* **Description of the task**: Using the records below, locate all lines containing "only" and return them.

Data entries
☆ ☆ ☆ ☆ ☆
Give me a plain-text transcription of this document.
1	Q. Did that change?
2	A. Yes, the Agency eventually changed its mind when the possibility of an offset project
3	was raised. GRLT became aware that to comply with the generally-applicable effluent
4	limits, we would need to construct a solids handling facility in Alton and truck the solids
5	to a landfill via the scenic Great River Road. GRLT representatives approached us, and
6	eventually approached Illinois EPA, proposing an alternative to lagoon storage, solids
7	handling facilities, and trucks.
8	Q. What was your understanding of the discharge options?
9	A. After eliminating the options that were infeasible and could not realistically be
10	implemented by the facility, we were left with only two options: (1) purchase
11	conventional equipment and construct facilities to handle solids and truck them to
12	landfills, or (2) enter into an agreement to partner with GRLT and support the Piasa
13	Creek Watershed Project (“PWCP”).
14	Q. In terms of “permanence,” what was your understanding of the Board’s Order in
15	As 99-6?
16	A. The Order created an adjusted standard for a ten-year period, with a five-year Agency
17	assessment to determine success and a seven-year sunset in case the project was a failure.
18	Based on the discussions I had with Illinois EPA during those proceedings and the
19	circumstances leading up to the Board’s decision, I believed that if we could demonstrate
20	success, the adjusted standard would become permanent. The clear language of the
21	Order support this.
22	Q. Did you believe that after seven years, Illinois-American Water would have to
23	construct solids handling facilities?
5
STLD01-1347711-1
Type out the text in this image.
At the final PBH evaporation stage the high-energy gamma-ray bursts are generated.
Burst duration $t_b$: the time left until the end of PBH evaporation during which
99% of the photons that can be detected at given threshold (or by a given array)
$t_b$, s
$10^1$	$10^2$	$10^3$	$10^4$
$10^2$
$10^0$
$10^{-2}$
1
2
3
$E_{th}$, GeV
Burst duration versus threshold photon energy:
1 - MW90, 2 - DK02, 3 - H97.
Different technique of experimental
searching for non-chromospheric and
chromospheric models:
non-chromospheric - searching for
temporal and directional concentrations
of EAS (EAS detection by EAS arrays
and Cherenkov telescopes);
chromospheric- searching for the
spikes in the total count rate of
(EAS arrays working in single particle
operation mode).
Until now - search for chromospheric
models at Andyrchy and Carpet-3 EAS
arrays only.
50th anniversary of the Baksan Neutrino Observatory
☆ ☆ ☆ ☆ ☆
* **Result of this task**:
10	implemented by the facility, we were left with only two options: (1) purchase
arrays only.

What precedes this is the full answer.